### Description of the task
Filter the lines below, copying only those with the string "ylabel".
start Records provided
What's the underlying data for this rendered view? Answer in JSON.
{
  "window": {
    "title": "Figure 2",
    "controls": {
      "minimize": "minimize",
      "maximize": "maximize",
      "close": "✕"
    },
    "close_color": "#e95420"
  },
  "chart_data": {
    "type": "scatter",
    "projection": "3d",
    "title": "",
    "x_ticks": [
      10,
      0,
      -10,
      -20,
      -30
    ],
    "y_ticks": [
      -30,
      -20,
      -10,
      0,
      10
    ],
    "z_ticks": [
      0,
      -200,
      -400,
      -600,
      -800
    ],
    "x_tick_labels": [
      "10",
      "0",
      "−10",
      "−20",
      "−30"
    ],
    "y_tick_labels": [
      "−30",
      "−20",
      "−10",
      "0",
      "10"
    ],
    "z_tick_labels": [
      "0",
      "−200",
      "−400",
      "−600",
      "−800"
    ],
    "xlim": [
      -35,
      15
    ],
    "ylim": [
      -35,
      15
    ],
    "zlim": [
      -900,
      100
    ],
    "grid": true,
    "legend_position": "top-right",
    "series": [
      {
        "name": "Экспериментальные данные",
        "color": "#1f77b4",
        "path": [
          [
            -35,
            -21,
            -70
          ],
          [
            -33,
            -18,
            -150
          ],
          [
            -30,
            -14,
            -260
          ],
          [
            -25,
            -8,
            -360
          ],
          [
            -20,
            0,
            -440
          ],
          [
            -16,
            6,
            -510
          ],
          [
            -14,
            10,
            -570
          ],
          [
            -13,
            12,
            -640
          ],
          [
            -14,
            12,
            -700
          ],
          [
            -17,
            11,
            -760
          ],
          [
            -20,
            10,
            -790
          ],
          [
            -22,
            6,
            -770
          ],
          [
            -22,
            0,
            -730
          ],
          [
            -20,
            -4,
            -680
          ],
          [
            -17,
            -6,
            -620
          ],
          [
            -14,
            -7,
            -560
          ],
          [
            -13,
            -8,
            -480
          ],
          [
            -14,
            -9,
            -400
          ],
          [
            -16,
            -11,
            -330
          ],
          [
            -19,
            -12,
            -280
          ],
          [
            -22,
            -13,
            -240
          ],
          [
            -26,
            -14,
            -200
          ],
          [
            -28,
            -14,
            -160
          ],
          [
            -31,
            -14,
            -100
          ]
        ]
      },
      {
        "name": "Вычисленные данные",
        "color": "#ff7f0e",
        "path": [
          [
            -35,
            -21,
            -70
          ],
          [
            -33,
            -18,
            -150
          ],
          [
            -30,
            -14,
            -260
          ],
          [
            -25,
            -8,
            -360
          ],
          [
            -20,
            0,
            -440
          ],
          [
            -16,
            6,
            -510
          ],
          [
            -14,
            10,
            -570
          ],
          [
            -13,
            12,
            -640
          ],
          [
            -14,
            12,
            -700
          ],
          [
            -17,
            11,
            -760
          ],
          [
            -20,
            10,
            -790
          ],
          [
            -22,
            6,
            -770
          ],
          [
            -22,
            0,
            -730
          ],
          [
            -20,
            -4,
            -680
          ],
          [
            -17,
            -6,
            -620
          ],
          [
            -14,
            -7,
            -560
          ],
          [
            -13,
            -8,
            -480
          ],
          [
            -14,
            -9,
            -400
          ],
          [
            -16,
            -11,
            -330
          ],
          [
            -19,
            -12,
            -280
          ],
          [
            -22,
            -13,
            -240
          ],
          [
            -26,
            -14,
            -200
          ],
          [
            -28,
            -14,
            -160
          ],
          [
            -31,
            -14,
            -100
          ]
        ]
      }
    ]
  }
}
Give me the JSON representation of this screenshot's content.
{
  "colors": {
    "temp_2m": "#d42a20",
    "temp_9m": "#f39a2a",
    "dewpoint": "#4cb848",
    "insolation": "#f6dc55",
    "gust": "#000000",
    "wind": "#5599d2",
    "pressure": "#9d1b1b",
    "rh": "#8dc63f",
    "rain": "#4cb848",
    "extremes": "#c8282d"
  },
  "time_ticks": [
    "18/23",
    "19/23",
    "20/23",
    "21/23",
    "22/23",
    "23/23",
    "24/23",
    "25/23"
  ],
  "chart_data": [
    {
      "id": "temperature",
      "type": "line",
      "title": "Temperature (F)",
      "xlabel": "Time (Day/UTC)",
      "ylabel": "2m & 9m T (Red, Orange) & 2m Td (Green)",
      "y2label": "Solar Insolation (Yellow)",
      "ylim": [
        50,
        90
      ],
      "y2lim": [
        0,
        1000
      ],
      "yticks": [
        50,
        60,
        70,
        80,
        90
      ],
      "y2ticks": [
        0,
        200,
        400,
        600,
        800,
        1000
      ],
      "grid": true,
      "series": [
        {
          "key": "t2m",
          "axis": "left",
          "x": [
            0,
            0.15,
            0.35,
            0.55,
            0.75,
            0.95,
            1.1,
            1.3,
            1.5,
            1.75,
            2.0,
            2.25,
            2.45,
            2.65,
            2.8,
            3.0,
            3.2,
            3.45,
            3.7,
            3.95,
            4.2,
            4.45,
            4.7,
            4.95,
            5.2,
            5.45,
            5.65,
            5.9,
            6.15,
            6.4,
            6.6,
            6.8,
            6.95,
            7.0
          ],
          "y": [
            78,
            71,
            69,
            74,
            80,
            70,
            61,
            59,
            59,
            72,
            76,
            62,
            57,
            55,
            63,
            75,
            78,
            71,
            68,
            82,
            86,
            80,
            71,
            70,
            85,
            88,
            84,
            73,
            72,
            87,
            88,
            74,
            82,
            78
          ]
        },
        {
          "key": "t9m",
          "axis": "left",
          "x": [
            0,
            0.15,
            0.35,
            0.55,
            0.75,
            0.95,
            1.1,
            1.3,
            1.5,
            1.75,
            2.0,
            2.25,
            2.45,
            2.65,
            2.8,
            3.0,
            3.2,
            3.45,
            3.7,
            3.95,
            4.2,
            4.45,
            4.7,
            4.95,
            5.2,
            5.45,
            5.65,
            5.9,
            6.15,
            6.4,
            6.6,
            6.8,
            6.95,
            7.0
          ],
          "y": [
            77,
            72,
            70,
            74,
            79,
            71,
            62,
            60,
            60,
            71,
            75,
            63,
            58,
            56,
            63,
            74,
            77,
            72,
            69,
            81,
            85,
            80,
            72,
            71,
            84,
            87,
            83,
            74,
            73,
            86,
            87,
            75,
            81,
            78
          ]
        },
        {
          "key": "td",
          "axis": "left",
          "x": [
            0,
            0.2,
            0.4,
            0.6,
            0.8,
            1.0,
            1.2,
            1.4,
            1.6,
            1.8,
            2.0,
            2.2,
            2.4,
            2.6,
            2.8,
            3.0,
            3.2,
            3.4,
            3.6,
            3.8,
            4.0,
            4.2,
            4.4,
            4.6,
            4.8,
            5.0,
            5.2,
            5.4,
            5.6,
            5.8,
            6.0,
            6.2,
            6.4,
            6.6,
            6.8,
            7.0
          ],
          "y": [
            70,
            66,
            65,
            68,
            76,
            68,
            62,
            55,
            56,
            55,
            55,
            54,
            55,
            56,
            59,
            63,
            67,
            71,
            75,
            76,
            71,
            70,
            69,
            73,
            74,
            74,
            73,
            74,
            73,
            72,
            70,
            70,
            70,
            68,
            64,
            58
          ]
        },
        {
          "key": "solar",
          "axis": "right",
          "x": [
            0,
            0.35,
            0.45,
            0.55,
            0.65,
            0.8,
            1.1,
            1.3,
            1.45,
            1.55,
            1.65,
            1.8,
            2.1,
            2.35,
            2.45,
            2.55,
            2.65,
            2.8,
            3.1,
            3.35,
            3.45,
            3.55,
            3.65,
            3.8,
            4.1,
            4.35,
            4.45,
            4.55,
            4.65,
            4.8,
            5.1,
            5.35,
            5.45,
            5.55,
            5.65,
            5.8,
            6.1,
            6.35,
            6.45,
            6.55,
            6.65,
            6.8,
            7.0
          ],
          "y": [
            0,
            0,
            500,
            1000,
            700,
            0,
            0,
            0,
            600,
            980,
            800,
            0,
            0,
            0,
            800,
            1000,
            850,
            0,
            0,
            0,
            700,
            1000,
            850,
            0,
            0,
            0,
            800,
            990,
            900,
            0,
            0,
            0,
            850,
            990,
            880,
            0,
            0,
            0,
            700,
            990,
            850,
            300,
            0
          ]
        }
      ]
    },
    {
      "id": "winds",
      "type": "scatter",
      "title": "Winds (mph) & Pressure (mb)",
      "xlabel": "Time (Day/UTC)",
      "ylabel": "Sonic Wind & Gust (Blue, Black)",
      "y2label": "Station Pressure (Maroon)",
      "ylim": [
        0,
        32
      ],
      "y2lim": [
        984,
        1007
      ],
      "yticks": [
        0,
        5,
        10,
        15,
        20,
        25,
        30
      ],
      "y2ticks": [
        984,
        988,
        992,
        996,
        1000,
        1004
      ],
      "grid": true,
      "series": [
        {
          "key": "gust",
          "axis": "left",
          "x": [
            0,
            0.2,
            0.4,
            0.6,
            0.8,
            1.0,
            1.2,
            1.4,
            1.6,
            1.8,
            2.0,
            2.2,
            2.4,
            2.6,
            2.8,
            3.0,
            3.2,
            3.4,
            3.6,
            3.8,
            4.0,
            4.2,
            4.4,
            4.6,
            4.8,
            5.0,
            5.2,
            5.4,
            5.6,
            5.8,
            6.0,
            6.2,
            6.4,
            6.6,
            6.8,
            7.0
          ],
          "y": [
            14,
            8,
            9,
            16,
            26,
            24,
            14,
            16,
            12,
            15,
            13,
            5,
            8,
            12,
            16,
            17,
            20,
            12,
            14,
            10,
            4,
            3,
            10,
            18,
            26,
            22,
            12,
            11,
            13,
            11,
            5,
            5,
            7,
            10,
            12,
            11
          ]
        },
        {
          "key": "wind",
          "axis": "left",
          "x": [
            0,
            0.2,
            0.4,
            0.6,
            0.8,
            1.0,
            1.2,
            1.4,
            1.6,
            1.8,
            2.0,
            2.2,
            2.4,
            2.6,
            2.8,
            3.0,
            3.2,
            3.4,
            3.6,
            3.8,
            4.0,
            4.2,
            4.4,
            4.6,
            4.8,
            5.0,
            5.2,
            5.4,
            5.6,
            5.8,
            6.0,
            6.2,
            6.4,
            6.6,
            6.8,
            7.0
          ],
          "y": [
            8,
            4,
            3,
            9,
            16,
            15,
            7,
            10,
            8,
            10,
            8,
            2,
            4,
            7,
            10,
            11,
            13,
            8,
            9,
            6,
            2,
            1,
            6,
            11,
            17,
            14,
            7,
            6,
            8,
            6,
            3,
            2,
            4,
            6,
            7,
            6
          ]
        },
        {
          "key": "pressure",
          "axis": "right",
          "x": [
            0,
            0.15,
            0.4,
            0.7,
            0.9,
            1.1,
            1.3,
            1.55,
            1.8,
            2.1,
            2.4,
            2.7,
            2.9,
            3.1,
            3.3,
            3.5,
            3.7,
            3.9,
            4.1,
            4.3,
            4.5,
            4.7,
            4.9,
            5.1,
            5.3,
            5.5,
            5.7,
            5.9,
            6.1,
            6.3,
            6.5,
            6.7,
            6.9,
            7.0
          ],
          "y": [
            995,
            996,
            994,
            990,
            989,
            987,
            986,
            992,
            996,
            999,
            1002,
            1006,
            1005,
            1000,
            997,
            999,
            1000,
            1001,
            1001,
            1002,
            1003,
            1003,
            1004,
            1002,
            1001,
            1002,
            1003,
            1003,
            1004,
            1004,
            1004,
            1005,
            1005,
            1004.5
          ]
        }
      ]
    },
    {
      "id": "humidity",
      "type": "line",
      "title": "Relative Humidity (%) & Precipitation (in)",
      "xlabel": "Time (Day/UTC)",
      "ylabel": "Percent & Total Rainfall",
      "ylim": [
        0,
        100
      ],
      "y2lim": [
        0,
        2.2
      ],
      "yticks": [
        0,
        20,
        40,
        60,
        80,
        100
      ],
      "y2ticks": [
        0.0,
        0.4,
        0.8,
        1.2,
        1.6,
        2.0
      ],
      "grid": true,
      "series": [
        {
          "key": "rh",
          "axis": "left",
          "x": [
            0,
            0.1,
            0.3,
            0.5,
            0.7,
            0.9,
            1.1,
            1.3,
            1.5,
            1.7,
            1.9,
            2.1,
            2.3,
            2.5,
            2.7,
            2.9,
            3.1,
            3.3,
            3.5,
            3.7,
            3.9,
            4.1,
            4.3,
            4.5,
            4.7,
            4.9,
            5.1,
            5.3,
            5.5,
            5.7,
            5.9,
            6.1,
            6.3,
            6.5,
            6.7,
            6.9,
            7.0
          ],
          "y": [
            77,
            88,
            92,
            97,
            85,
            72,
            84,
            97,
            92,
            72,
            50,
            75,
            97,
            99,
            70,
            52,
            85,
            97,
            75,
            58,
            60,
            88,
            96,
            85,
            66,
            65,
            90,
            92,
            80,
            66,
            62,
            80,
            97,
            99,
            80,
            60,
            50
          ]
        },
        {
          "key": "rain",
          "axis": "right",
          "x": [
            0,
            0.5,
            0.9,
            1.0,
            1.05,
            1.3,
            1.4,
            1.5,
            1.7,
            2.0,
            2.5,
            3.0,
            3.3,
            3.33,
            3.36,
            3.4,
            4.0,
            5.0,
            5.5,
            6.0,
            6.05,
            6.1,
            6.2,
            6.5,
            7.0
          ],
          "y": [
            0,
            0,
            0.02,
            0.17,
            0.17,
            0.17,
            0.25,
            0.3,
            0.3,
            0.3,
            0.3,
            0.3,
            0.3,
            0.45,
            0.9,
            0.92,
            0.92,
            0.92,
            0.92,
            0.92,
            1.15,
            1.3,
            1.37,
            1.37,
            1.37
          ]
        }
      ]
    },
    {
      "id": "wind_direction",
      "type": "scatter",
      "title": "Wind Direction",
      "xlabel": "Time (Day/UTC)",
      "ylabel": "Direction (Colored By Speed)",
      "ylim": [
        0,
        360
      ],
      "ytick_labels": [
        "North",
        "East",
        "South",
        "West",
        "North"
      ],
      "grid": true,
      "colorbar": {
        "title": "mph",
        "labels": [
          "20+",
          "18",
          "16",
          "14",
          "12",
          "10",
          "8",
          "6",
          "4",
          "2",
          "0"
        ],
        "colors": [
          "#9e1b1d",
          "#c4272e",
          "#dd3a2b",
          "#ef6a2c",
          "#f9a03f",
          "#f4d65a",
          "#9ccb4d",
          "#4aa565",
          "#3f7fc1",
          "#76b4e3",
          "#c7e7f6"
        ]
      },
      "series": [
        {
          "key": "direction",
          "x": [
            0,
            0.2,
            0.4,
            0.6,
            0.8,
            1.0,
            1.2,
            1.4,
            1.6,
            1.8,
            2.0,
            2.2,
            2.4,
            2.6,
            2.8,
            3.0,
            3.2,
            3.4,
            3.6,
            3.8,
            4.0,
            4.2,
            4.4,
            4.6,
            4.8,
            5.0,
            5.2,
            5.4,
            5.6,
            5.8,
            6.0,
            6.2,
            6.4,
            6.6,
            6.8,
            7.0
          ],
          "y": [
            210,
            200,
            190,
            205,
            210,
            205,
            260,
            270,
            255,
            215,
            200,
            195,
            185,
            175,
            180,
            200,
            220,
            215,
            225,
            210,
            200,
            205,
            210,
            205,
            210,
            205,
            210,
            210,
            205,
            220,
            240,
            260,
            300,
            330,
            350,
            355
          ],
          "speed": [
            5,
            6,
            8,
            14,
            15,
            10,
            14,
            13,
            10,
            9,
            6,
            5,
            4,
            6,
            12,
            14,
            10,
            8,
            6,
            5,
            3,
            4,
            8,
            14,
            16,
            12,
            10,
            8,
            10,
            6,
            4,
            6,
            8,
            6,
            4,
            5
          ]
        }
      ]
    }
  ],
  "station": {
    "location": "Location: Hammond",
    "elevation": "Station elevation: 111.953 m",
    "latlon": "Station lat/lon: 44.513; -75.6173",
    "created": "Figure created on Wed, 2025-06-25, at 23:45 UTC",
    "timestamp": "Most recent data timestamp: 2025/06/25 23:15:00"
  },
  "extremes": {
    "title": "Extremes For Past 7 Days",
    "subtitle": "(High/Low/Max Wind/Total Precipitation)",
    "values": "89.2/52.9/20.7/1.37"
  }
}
end Records provided
### Exercise solution
      "ylabel": "2m & 9m T (Red, Orange) & 2m Td (Green)",
      "ylabel": "Sonic Wind & Gust (Blue, Black)",
      "ylabel": "Percent & Total Rainfall",
      "ylabel": "Direction (Colored By Speed)",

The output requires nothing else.